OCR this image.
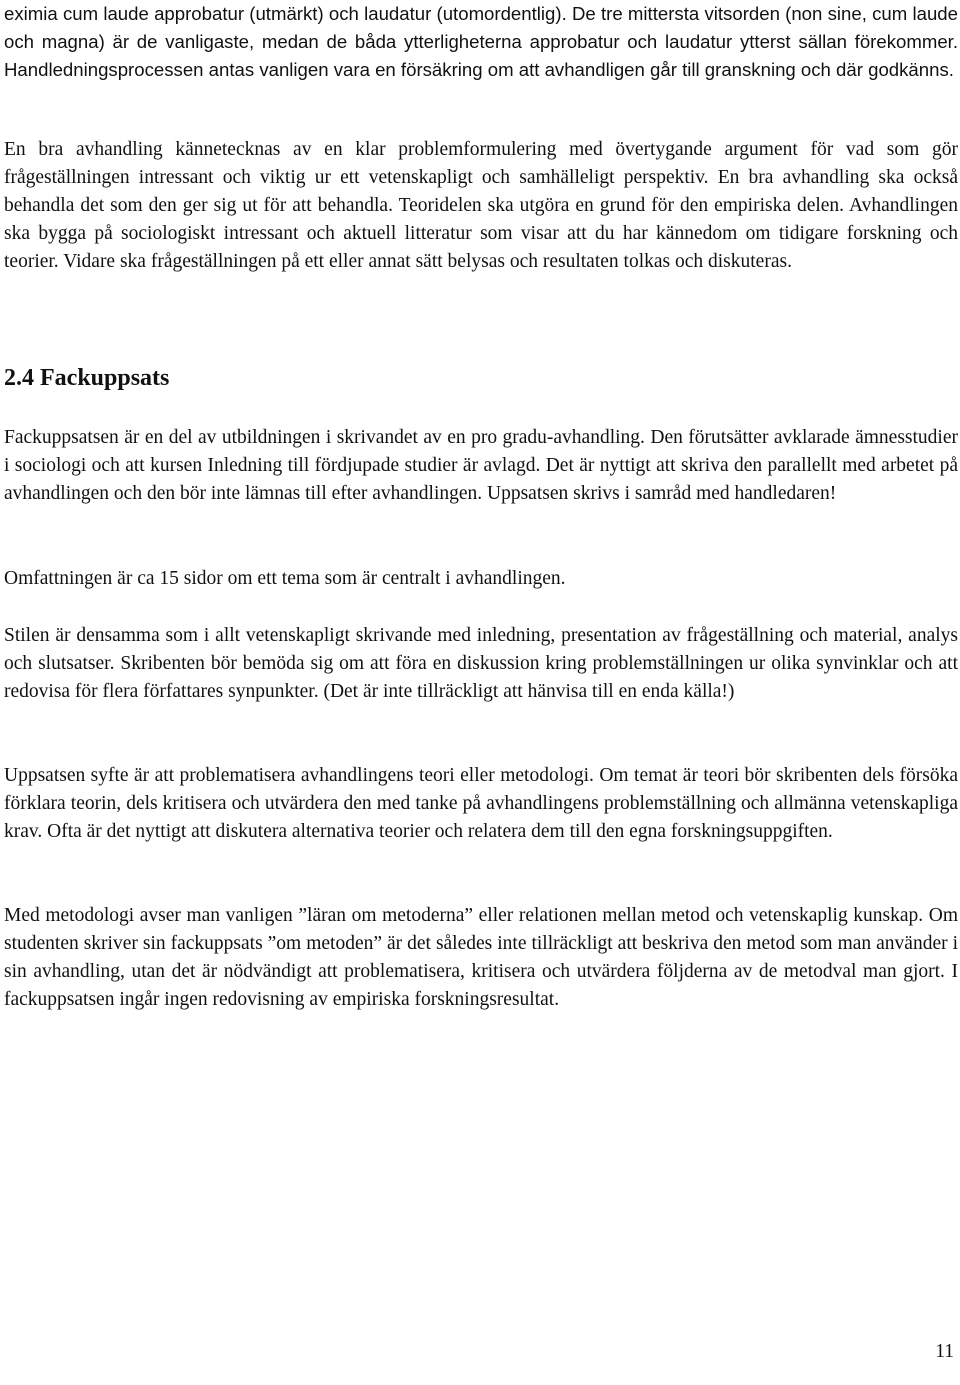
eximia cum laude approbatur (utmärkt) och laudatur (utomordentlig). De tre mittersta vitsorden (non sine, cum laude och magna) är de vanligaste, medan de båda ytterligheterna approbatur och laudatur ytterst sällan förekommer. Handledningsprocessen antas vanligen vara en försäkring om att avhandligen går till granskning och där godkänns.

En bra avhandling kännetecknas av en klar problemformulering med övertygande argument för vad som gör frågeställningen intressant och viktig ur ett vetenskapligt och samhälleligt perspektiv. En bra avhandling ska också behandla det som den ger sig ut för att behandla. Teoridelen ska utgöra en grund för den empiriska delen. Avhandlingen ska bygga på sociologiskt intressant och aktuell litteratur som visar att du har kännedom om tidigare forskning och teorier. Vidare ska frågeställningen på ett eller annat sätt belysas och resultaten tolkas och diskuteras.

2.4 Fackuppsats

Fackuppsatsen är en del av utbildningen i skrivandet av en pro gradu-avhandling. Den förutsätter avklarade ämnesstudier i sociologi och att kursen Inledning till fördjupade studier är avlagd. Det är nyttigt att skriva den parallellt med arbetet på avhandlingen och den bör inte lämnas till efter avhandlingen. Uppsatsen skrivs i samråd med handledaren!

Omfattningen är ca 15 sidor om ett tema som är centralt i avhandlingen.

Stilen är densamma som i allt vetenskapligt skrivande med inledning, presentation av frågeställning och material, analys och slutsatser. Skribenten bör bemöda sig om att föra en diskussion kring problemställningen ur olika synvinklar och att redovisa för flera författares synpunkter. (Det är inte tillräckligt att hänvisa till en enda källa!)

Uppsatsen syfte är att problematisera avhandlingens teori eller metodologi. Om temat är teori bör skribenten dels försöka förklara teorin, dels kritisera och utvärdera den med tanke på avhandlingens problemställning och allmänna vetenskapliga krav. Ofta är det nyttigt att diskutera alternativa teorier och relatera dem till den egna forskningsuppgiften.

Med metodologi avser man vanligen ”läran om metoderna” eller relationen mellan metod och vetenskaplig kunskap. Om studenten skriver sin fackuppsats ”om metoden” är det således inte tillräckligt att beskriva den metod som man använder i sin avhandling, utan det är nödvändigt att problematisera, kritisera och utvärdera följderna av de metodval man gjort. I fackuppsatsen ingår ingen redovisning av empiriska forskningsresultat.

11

☆ ☆ ☆ ☆

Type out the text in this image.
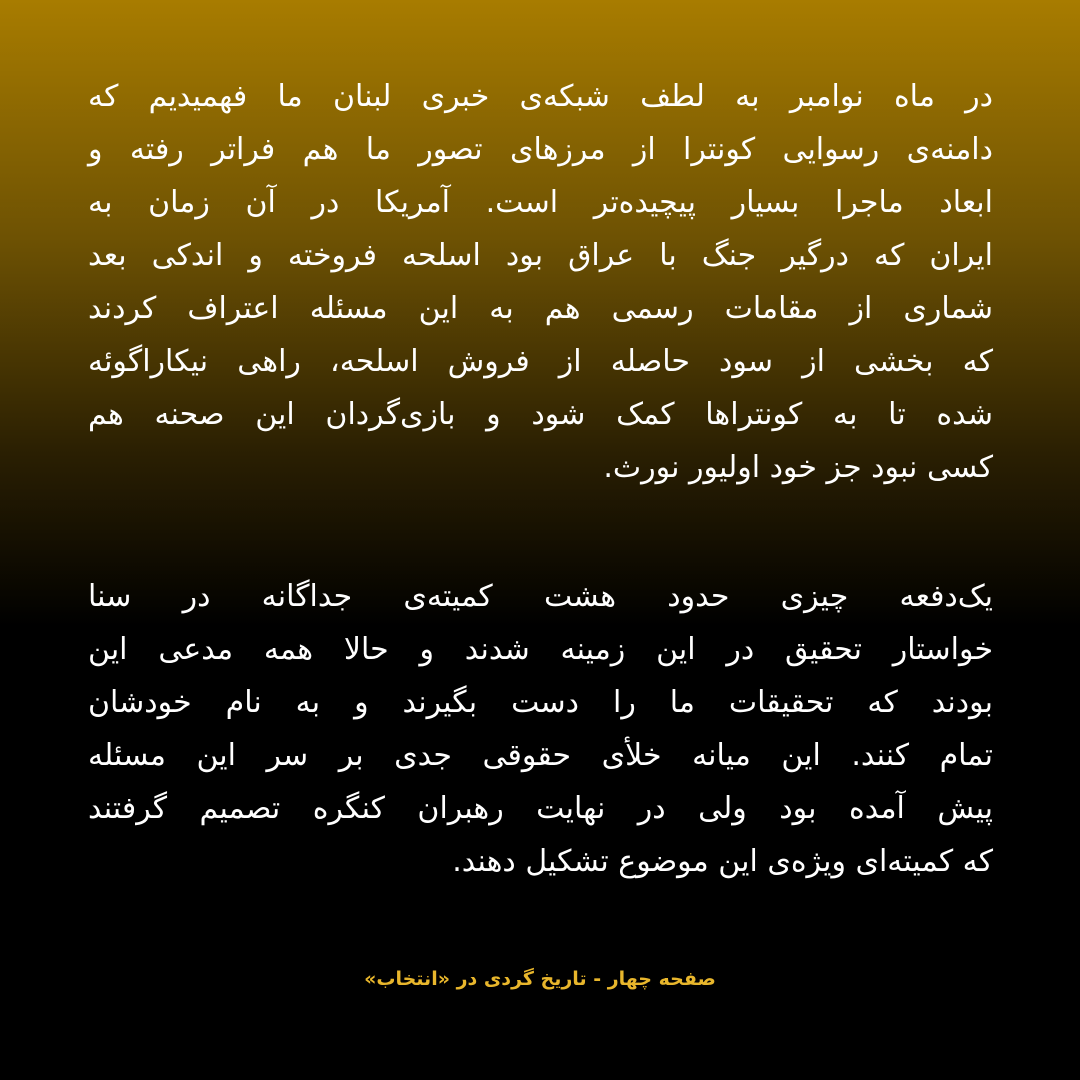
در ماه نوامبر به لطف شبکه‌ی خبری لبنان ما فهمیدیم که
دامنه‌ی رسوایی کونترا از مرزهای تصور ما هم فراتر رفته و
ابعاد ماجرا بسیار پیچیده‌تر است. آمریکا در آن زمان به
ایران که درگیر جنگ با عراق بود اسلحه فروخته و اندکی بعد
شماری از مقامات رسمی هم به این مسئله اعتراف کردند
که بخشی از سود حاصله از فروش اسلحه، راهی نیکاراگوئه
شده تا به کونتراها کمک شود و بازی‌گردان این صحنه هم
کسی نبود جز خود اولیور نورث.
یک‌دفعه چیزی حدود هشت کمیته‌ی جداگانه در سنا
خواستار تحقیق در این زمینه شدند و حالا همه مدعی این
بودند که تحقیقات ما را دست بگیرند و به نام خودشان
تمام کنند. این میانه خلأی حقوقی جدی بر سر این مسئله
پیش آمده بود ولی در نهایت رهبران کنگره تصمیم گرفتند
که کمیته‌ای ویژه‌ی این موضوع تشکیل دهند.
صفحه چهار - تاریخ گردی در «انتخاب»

☆ ☆ ☆ ☆

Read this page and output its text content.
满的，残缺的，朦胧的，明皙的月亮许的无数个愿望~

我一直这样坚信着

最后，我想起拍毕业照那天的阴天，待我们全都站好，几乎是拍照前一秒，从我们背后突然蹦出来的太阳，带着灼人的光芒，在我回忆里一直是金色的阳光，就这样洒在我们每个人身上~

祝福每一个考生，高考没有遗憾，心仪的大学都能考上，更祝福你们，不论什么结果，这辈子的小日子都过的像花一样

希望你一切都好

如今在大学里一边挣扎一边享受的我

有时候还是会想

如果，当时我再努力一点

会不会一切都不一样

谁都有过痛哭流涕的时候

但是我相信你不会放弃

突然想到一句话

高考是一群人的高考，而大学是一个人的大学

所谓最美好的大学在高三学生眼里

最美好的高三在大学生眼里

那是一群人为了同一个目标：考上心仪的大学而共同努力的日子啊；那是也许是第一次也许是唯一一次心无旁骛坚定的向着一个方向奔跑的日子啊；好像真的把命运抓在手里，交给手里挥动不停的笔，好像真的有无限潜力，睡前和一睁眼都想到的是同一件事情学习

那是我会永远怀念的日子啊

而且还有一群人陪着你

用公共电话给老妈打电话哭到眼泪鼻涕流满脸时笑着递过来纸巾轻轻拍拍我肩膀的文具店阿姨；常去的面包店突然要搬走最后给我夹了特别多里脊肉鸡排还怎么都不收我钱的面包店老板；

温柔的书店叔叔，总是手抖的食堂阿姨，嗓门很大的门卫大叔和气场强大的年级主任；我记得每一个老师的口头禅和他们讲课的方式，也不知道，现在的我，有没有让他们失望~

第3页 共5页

☆ ☆ ☆ ☆

Aim of the exercise -> Find "text". Copy every line it occurs in.

Task response ->
Type out the text in this image.
Read this page and output its text content.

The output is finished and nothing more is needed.